[Items from a figure collection]
══════════
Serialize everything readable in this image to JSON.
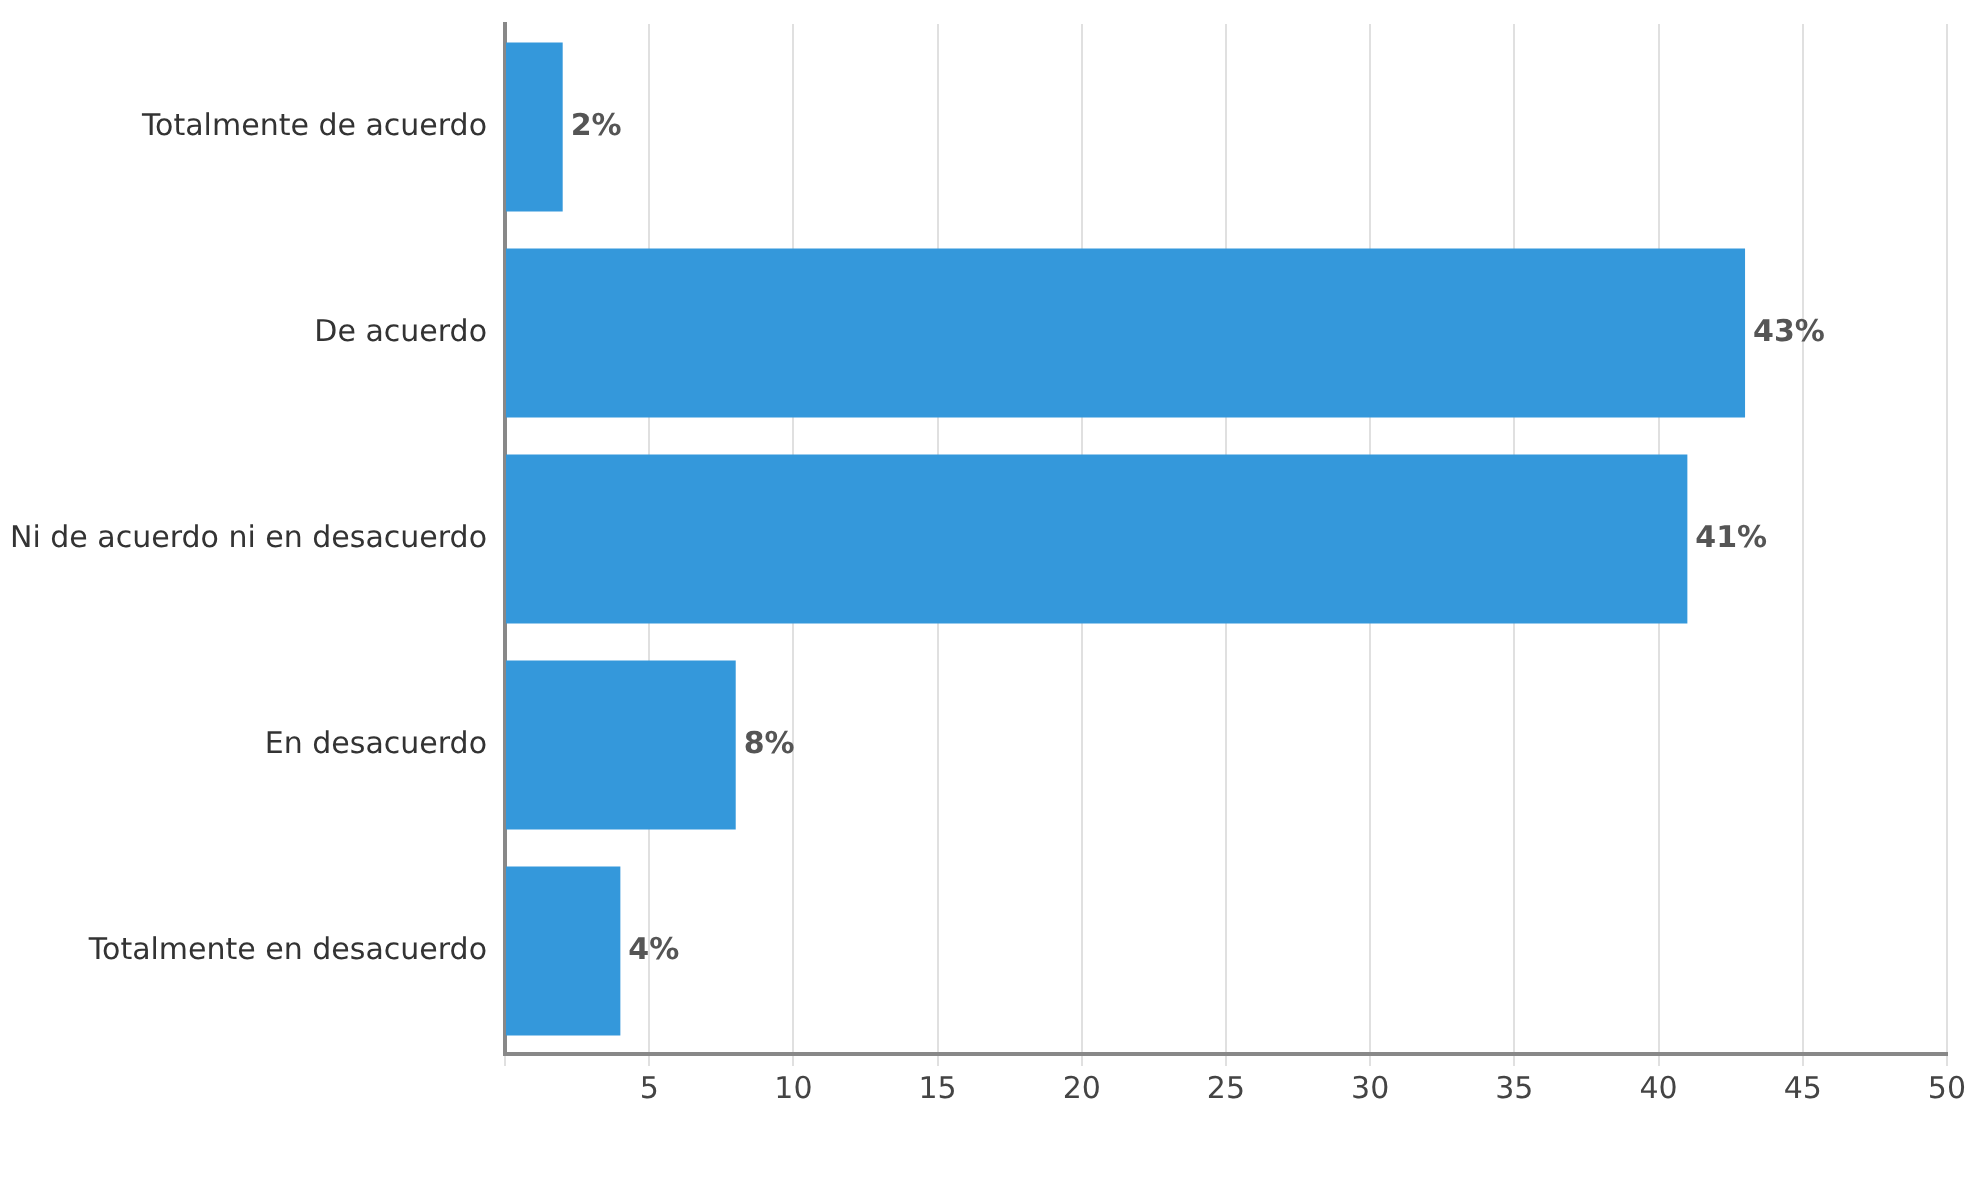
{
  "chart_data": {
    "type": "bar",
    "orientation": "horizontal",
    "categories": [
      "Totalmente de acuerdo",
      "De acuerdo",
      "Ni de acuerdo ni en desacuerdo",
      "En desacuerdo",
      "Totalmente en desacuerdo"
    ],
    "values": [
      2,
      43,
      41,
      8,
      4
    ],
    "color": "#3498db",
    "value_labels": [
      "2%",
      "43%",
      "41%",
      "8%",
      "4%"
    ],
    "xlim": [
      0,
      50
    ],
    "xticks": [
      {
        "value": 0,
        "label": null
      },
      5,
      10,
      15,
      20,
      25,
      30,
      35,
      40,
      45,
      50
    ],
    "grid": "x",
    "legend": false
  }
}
══════════
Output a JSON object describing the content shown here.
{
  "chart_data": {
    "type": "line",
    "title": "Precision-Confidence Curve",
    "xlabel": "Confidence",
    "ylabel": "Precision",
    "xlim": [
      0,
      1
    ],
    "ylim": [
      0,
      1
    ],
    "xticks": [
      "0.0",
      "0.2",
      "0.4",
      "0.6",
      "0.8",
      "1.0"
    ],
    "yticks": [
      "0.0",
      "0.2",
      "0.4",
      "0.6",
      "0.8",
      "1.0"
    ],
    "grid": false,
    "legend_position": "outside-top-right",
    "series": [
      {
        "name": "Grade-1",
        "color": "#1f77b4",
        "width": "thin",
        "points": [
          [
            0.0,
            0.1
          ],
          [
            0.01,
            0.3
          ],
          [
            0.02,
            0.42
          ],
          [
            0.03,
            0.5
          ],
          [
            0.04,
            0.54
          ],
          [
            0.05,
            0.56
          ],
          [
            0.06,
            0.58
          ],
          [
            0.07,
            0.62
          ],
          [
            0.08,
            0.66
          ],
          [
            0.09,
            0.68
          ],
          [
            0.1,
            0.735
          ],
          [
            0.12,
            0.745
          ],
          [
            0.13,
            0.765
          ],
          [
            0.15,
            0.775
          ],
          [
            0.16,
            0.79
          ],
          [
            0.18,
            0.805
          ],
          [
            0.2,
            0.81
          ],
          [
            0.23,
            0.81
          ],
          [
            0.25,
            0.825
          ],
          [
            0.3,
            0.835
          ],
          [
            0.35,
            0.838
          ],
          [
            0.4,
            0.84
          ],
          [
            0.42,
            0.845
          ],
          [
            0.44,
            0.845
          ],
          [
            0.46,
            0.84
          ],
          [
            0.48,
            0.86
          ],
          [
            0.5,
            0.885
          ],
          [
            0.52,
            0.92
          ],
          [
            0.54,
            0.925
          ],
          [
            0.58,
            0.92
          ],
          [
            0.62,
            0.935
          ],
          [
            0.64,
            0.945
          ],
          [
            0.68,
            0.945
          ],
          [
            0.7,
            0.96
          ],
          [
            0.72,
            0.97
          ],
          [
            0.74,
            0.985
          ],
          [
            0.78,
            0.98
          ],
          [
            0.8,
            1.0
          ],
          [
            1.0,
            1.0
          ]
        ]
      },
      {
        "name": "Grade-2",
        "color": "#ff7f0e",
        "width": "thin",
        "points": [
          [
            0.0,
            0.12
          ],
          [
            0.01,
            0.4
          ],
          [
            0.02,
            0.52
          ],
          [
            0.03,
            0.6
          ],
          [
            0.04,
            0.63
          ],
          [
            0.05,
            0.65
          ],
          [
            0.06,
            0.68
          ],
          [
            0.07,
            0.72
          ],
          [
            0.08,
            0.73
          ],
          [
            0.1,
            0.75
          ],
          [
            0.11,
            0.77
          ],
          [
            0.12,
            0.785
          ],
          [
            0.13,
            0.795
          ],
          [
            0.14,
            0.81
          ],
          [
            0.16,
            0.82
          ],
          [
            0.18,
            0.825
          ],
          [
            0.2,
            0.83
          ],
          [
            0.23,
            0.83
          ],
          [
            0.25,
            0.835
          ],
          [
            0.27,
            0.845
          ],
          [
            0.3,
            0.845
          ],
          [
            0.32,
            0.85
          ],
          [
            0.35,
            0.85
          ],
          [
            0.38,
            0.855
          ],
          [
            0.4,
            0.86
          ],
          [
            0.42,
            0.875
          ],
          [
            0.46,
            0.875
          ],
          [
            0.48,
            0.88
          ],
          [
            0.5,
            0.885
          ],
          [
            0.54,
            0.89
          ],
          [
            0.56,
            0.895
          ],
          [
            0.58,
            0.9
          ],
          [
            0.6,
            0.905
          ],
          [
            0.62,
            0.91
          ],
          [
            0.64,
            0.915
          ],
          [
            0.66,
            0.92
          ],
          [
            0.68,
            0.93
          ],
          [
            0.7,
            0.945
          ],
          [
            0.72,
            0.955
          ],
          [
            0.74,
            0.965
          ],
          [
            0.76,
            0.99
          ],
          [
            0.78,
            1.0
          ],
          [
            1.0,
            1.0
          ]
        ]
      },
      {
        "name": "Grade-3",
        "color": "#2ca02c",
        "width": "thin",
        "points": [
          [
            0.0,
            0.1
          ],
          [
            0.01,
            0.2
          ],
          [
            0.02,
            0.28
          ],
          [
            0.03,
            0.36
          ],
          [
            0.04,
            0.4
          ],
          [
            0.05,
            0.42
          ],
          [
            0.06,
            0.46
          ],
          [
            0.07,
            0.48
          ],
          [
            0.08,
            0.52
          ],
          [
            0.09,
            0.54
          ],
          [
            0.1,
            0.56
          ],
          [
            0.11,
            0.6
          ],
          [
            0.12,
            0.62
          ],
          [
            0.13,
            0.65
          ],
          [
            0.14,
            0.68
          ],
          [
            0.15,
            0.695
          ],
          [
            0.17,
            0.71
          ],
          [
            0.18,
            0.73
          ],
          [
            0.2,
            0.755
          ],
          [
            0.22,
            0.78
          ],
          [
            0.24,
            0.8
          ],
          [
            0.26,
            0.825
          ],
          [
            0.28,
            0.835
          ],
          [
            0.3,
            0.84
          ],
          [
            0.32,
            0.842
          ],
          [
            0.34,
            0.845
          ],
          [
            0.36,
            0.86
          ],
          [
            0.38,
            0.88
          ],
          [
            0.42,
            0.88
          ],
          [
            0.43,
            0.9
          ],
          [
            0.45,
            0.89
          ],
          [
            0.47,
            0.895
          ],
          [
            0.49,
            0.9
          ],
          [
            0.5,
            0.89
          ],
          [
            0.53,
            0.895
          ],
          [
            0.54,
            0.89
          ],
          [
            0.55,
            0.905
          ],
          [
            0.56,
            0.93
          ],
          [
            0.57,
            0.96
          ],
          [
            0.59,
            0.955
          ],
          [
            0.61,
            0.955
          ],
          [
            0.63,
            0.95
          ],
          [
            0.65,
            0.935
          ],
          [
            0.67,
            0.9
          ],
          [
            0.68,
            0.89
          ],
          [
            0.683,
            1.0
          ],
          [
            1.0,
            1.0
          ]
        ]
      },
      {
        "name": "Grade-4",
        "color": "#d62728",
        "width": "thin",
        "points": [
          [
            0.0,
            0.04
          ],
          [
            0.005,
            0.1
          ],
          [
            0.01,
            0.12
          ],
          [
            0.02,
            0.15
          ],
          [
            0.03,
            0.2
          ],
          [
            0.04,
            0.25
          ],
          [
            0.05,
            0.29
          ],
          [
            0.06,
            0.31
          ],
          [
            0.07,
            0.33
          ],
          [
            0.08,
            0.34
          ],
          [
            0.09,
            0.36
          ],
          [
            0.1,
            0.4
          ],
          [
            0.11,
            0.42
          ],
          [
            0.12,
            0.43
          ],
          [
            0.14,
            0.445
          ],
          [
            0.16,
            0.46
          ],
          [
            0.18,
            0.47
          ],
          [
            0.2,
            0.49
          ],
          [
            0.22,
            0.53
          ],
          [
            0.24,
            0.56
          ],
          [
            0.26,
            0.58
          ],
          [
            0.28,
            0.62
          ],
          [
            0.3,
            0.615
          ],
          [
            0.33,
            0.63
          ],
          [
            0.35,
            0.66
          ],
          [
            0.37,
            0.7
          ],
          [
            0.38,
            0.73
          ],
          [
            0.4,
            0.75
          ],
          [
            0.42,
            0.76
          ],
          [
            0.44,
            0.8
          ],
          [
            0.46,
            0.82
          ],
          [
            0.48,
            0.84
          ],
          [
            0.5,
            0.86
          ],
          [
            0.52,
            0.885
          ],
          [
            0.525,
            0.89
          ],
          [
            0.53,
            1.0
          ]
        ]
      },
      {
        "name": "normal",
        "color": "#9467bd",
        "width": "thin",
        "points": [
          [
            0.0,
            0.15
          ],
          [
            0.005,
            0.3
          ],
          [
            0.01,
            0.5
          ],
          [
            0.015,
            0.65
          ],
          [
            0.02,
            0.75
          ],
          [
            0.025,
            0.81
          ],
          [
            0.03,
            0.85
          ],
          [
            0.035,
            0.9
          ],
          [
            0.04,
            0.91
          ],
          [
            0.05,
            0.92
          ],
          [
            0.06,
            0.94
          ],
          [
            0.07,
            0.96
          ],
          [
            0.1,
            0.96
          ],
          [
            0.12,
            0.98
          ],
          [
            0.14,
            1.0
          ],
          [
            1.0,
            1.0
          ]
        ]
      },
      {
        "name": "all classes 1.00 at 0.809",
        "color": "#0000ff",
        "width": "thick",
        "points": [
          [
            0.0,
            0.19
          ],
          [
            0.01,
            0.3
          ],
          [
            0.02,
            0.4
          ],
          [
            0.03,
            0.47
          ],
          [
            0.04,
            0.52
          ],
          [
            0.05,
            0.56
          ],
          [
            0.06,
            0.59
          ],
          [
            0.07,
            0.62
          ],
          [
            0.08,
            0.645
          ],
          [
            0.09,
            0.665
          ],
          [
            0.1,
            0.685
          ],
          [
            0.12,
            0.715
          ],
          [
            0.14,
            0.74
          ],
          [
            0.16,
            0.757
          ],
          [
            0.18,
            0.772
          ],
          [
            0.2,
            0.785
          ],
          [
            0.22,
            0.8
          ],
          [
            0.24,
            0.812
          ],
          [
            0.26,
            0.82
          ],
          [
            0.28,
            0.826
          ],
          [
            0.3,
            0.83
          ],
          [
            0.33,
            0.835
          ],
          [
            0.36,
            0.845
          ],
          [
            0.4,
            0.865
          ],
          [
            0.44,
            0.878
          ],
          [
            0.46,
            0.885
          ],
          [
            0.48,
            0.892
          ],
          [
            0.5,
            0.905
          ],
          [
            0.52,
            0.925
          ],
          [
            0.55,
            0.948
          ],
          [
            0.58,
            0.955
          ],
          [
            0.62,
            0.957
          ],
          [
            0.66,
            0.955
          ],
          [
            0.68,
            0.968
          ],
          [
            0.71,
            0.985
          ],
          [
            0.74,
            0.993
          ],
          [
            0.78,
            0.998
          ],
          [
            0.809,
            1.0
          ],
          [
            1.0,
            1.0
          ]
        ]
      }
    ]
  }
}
══════════
* **Given instruction**
From the material, report only how many lines include the word "Totalmente".

* **Task solution**
2